Find each line holding the word "included" and give the total alone.

Records to use:
● ● ● ● ●

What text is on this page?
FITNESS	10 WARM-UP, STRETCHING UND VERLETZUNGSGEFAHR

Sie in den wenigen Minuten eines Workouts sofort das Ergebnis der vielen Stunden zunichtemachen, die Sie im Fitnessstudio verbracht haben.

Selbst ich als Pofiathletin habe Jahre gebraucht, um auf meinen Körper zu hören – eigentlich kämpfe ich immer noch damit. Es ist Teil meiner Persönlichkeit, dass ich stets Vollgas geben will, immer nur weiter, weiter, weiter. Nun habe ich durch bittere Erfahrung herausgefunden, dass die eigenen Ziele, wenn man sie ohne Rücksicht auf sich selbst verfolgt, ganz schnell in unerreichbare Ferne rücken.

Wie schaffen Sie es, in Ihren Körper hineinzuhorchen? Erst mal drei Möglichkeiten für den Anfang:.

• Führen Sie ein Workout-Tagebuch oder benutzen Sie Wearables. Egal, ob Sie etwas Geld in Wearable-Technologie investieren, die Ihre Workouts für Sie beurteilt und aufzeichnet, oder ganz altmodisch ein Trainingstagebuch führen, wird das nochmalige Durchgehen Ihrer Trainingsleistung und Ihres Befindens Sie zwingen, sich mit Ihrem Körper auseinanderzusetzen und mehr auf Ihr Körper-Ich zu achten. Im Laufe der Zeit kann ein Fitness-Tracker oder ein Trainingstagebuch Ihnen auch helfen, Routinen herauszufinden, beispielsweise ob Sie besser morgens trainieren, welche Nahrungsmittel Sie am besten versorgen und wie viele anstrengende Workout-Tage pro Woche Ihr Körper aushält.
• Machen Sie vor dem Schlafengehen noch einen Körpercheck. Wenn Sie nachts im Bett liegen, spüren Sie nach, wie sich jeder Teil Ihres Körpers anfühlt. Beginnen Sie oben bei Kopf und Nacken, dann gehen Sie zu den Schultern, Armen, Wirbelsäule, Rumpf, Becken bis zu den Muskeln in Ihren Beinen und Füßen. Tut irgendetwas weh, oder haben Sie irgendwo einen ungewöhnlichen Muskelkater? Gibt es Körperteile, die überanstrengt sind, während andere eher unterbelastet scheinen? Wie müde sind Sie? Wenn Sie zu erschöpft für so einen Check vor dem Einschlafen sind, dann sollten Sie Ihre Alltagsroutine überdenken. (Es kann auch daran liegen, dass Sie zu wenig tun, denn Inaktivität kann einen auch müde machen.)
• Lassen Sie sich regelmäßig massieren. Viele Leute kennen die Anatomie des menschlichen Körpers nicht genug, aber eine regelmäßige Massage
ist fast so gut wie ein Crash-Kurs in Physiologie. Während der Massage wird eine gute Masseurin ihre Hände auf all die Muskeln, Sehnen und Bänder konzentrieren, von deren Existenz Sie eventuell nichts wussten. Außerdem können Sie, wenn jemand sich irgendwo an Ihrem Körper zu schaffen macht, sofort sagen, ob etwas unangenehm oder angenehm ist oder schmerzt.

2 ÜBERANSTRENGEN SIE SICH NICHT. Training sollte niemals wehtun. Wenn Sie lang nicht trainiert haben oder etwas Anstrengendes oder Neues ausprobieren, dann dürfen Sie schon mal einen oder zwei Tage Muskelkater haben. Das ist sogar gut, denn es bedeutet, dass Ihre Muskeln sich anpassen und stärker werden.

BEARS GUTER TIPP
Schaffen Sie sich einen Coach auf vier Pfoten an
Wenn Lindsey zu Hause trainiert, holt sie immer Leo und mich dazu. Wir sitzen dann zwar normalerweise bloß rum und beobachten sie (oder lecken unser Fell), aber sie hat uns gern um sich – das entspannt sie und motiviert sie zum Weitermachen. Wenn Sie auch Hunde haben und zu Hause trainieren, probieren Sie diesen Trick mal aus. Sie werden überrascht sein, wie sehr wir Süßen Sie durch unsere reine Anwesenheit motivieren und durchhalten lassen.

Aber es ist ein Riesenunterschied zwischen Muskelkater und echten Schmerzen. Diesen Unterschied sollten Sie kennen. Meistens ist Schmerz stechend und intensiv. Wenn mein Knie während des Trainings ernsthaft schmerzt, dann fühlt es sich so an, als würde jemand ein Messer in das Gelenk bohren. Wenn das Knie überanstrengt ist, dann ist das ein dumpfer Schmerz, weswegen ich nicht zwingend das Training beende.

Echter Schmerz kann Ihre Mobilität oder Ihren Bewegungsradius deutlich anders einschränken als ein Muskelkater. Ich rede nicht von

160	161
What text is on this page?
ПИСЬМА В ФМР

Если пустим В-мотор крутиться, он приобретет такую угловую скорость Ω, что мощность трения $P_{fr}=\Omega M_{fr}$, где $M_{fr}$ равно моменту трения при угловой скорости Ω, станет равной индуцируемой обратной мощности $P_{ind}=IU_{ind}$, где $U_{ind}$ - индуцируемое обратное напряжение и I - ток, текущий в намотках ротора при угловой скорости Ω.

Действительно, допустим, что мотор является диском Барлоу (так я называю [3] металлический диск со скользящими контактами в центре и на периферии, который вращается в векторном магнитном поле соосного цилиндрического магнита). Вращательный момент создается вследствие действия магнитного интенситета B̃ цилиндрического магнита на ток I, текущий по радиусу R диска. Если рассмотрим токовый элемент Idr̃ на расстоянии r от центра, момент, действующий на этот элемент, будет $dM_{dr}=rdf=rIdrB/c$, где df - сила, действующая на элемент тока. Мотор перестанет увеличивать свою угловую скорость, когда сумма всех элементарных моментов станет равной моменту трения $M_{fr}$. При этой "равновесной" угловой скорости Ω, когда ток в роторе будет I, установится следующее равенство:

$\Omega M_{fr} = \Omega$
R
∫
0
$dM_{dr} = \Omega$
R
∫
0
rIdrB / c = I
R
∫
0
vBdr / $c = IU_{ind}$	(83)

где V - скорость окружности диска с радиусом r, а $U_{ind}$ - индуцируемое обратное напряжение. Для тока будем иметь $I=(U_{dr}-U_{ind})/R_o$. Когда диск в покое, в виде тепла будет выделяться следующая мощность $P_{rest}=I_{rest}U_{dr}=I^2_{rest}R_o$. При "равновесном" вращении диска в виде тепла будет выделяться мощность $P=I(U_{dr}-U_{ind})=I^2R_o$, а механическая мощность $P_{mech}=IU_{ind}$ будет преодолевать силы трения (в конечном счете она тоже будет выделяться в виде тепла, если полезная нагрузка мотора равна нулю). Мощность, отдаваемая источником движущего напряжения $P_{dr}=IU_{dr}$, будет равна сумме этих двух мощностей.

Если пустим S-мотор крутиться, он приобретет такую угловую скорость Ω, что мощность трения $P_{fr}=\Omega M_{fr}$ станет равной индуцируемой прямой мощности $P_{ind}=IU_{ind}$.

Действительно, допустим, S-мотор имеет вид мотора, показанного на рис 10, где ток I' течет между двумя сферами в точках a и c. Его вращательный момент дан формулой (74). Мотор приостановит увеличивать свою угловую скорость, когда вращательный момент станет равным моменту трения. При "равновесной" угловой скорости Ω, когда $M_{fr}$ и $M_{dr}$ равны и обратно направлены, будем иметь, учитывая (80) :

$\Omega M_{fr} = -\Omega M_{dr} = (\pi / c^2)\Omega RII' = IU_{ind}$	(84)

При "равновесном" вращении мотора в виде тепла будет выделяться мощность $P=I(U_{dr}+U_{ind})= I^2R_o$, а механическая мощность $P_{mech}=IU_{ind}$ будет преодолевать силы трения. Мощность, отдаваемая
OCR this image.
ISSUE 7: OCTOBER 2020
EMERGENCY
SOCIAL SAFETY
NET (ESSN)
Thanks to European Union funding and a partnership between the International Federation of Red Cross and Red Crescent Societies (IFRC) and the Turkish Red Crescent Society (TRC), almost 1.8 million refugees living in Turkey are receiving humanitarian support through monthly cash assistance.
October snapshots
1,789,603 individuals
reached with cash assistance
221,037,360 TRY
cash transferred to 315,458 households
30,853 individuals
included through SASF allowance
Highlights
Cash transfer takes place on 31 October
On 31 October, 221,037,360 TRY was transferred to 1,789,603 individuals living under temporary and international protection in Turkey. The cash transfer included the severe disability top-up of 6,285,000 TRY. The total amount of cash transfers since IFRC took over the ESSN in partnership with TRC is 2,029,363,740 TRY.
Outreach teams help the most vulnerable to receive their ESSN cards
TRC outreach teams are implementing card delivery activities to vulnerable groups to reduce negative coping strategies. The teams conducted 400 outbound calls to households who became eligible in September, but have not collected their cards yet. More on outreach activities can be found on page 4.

● ● ● ● ●

Result: 2